Work required >>
In the listing below, pick out lines with "desconocida".

Exercise material >>
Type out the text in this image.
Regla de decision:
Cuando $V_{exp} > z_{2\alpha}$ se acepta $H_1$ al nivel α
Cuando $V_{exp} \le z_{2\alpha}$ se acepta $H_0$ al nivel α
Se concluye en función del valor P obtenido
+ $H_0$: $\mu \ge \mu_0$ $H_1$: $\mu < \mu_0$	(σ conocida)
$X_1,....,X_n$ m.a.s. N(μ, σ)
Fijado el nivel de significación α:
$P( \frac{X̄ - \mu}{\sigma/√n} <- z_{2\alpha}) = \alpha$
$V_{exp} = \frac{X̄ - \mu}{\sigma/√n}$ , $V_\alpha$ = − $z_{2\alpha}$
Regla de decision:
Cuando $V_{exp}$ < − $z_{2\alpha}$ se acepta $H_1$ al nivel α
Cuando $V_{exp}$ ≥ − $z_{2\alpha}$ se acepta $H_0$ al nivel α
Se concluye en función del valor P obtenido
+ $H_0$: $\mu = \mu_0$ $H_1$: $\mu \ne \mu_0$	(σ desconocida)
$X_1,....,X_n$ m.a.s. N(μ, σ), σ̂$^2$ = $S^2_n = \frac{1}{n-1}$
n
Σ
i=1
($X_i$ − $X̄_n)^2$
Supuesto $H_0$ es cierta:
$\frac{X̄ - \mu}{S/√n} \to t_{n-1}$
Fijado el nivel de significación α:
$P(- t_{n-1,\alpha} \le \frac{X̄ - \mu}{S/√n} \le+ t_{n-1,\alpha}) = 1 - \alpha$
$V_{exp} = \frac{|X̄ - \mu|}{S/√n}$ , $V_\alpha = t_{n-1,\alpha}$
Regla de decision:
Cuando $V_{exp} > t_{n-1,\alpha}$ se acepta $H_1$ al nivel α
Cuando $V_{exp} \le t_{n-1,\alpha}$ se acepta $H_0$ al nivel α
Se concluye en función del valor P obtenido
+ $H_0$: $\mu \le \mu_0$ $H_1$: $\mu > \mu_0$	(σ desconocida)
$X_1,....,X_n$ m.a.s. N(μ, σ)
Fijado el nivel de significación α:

Written answer >>
+ $H_0$: $\mu = \mu_0$ $H_1$: $\mu \ne \mu_0$	(σ desconocida)
+ $H_0$: $\mu \le \mu_0$ $H_1$: $\mu > \mu_0$	(σ desconocida)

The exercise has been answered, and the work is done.